### Data extract ###

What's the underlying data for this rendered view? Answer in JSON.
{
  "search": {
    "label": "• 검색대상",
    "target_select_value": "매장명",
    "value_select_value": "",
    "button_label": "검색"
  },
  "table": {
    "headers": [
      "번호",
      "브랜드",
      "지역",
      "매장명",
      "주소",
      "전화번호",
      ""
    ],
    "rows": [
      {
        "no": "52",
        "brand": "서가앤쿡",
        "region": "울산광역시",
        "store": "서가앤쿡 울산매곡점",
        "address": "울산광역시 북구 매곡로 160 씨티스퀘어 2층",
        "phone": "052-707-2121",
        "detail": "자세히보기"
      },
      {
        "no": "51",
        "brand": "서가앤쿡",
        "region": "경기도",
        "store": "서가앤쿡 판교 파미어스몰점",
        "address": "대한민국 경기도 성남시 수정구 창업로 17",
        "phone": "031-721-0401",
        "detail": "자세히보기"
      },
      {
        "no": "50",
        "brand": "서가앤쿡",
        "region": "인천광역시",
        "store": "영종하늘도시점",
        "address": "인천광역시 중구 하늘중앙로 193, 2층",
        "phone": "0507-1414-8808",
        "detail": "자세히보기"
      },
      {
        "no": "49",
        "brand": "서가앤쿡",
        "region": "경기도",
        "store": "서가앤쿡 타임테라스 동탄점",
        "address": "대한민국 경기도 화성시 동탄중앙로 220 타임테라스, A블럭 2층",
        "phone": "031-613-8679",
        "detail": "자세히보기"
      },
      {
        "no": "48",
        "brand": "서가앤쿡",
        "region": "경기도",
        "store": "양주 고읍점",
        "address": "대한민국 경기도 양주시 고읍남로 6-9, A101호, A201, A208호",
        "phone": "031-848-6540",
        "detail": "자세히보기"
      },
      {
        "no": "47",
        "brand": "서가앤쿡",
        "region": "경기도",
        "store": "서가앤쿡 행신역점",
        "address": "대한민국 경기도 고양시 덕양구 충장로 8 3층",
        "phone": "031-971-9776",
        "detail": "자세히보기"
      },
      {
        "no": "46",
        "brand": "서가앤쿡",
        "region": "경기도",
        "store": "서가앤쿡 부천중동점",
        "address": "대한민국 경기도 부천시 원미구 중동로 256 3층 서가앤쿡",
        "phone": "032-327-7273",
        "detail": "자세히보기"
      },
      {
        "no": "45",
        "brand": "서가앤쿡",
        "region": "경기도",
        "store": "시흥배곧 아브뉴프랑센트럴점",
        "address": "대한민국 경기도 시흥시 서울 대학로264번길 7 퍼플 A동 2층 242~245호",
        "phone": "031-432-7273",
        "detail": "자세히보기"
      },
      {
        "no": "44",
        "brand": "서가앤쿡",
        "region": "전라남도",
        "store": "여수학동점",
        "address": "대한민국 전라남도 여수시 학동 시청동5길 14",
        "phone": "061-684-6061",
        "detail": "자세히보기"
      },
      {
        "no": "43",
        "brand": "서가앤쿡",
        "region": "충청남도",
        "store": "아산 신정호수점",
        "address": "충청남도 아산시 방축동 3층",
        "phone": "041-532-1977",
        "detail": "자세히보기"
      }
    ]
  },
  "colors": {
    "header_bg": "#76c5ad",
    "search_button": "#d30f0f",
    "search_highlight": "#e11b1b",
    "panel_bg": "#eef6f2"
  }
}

###

#### [The exercise]
From the records above, please extract every line and repeat it exactly.

#### [Task solution]
What's the underlying data for this rendered view? Answer in JSON.
{
  "search": {
    "label": "• 검색대상",
    "target_select_value": "매장명",
    "value_select_value": "",
    "button_label": "검색"
  },
  "table": {
    "headers": [
      "번호",
      "브랜드",
      "지역",
      "매장명",
      "주소",
      "전화번호",
      ""
    ],
    "rows": [
      {
        "no": "52",
        "brand": "서가앤쿡",
        "region": "울산광역시",
        "store": "서가앤쿡 울산매곡점",
        "address": "울산광역시 북구 매곡로 160 씨티스퀘어 2층",
        "phone": "052-707-2121",
        "detail": "자세히보기"
      },
      {
        "no": "51",
        "brand": "서가앤쿡",
        "region": "경기도",
        "store": "서가앤쿡 판교 파미어스몰점",
        "address": "대한민국 경기도 성남시 수정구 창업로 17",
        "phone": "031-721-0401",
        "detail": "자세히보기"
      },
      {
        "no": "50",
        "brand": "서가앤쿡",
        "region": "인천광역시",
        "store": "영종하늘도시점",
        "address": "인천광역시 중구 하늘중앙로 193, 2층",
        "phone": "0507-1414-8808",
        "detail": "자세히보기"
      },
      {
        "no": "49",
        "brand": "서가앤쿡",
        "region": "경기도",
        "store": "서가앤쿡 타임테라스 동탄점",
        "address": "대한민국 경기도 화성시 동탄중앙로 220 타임테라스, A블럭 2층",
        "phone": "031-613-8679",
        "detail": "자세히보기"
      },
      {
        "no": "48",
        "brand": "서가앤쿡",
        "region": "경기도",
        "store": "양주 고읍점",
        "address": "대한민국 경기도 양주시 고읍남로 6-9, A101호, A201, A208호",
        "phone": "031-848-6540",
        "detail": "자세히보기"
      },
      {
        "no": "47",
        "brand": "서가앤쿡",
        "region": "경기도",
        "store": "서가앤쿡 행신역점",
        "address": "대한민국 경기도 고양시 덕양구 충장로 8 3층",
        "phone": "031-971-9776",
        "detail": "자세히보기"
      },
      {
        "no": "46",
        "brand": "서가앤쿡",
        "region": "경기도",
        "store": "서가앤쿡 부천중동점",
        "address": "대한민국 경기도 부천시 원미구 중동로 256 3층 서가앤쿡",
        "phone": "032-327-7273",
        "detail": "자세히보기"
      },
      {
        "no": "45",
        "brand": "서가앤쿡",
        "region": "경기도",
        "store": "시흥배곧 아브뉴프랑센트럴점",
        "address": "대한민국 경기도 시흥시 서울 대학로264번길 7 퍼플 A동 2층 242~245호",
        "phone": "031-432-7273",
        "detail": "자세히보기"
      },
      {
        "no": "44",
        "brand": "서가앤쿡",
        "region": "전라남도",
        "store": "여수학동점",
        "address": "대한민국 전라남도 여수시 학동 시청동5길 14",
        "phone": "061-684-6061",
        "detail": "자세히보기"
      },
      {
        "no": "43",
        "brand": "서가앤쿡",
        "region": "충청남도",
        "store": "아산 신정호수점",
        "address": "충청남도 아산시 방축동 3층",
        "phone": "041-532-1977",
        "detail": "자세히보기"
      }
    ]
  },
  "colors": {
    "header_bg": "#76c5ad",
    "search_button": "#d30f0f",
    "search_highlight": "#e11b1b",
    "panel_bg": "#eef6f2"
  }
}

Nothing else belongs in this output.